**Description of the task:** List each line of the data in which the string "output" appears.

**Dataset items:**
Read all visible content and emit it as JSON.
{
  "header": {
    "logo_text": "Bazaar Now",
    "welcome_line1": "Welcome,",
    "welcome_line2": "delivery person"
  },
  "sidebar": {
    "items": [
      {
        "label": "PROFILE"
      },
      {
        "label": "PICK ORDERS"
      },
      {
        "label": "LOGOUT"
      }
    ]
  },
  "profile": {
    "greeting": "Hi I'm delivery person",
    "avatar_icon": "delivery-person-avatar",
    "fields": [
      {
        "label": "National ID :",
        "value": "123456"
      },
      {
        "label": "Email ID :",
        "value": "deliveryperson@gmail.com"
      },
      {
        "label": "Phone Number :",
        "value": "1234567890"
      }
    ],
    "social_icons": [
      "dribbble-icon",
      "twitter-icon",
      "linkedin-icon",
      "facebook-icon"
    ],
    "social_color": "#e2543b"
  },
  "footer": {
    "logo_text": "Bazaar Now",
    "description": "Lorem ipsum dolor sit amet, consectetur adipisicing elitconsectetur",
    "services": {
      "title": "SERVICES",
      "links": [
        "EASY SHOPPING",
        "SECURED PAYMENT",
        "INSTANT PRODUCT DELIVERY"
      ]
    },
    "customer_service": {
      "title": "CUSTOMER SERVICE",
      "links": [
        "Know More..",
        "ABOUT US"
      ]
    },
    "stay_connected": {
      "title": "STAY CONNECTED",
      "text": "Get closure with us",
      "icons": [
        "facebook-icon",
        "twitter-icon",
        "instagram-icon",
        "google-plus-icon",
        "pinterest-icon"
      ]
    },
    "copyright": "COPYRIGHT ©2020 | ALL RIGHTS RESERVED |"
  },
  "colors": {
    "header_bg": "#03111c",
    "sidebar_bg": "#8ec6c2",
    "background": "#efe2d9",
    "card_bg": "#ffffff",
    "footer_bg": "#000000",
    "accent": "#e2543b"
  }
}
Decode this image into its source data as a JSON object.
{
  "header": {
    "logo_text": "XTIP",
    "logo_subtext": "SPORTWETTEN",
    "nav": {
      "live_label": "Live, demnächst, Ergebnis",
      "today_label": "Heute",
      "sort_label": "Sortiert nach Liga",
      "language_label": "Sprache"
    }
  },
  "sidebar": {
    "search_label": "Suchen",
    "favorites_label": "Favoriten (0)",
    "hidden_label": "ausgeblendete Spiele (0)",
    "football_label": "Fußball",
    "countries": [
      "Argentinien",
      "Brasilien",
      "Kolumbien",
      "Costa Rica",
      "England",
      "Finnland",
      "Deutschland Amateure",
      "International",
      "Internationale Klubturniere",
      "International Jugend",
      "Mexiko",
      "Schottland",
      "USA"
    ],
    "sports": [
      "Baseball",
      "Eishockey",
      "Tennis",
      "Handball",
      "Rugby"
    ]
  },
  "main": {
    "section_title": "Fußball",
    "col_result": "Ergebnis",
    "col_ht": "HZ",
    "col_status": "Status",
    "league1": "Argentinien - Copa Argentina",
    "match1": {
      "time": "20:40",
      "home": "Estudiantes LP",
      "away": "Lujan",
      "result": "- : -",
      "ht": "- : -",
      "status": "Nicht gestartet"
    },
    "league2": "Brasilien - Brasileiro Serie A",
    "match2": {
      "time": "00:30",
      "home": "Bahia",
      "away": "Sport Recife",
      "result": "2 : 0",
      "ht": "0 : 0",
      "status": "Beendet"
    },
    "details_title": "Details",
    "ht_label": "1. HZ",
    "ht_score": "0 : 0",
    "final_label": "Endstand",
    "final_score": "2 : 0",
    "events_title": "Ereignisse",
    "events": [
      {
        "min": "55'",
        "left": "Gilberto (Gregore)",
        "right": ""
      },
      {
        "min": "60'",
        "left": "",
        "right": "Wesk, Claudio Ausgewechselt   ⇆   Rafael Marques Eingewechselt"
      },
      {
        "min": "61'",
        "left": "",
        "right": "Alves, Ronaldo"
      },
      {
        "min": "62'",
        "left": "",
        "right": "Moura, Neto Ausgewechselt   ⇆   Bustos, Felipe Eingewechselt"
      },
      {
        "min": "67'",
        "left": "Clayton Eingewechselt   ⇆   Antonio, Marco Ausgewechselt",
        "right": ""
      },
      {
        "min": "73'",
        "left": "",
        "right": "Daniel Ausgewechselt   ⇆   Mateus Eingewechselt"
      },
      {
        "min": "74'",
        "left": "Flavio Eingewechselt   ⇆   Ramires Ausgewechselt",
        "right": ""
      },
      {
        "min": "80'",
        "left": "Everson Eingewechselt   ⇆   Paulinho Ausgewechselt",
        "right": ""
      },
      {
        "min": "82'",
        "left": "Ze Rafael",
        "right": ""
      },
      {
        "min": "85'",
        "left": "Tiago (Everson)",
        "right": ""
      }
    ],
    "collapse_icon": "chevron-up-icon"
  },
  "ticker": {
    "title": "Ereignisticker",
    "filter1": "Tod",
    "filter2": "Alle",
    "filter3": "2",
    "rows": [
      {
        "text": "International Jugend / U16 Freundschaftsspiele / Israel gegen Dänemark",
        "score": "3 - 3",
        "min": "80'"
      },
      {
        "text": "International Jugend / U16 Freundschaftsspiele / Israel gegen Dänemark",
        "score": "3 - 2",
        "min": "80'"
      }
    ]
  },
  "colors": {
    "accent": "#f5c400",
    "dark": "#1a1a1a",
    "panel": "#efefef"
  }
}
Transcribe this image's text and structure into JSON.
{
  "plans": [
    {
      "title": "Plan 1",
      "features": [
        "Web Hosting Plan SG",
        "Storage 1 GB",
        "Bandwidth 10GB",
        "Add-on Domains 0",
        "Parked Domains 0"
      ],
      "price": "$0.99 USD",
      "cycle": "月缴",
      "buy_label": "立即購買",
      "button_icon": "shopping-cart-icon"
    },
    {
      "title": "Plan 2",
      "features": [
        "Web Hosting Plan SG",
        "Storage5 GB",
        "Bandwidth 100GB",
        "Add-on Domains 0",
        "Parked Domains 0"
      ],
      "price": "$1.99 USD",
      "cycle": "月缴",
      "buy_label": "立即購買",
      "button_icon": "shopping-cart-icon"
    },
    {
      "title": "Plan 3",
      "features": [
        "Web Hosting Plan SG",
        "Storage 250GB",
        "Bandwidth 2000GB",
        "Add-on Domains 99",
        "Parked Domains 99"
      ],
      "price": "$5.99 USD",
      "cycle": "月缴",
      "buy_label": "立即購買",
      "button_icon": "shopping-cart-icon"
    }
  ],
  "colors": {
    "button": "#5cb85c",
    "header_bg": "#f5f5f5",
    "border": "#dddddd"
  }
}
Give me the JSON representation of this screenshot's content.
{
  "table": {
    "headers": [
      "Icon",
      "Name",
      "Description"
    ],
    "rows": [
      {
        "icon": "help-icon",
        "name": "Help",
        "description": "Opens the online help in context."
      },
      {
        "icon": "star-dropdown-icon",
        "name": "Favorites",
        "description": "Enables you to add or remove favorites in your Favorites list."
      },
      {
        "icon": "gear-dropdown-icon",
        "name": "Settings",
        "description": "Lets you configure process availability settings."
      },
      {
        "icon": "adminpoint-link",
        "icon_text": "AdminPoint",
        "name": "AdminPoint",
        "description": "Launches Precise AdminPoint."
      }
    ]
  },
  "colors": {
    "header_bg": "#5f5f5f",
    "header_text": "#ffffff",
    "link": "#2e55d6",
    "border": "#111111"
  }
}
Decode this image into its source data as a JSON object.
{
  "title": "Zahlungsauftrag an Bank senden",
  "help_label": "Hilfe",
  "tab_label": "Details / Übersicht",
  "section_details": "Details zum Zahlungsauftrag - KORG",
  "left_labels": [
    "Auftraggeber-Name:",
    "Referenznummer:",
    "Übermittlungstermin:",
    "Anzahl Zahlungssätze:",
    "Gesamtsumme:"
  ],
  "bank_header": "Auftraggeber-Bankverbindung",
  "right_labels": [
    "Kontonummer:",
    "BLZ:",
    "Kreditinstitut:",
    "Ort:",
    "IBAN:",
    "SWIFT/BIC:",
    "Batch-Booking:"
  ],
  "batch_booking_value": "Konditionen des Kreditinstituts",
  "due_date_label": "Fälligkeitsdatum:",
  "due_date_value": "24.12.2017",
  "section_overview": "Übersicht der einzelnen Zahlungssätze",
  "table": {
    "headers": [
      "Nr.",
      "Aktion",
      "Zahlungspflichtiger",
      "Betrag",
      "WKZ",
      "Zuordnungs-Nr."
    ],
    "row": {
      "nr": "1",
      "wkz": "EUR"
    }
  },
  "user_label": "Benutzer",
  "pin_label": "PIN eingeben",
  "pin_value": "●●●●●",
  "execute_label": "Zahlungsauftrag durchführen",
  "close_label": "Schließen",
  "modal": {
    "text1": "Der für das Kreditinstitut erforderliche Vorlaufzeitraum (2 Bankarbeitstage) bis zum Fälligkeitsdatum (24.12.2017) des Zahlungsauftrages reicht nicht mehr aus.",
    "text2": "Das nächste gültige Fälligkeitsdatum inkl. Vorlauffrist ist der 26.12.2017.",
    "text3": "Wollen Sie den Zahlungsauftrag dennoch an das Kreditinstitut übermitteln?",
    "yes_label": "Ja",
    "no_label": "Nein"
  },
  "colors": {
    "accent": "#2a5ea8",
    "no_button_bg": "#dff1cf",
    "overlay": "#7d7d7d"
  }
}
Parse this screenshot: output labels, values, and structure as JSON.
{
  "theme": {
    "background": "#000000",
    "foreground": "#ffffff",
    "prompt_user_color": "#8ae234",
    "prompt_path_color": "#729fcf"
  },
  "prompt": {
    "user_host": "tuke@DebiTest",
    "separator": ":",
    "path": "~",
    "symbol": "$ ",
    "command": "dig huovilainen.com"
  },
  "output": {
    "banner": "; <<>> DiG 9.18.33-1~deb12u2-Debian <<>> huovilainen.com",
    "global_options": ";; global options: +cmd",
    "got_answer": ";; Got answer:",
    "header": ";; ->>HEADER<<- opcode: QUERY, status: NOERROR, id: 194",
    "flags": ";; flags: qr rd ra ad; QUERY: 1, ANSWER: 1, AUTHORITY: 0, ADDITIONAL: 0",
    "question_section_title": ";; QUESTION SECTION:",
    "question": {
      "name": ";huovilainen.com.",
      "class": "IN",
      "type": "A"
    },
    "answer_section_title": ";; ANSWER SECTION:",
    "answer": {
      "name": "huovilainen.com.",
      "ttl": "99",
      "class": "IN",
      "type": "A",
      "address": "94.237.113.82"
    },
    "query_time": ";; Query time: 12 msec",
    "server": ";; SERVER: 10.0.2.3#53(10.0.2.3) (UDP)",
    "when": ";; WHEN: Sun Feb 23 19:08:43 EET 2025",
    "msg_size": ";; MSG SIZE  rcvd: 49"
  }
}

**The completed task:**
Parse this screenshot: output labels, values, and structure as JSON.
  "output": {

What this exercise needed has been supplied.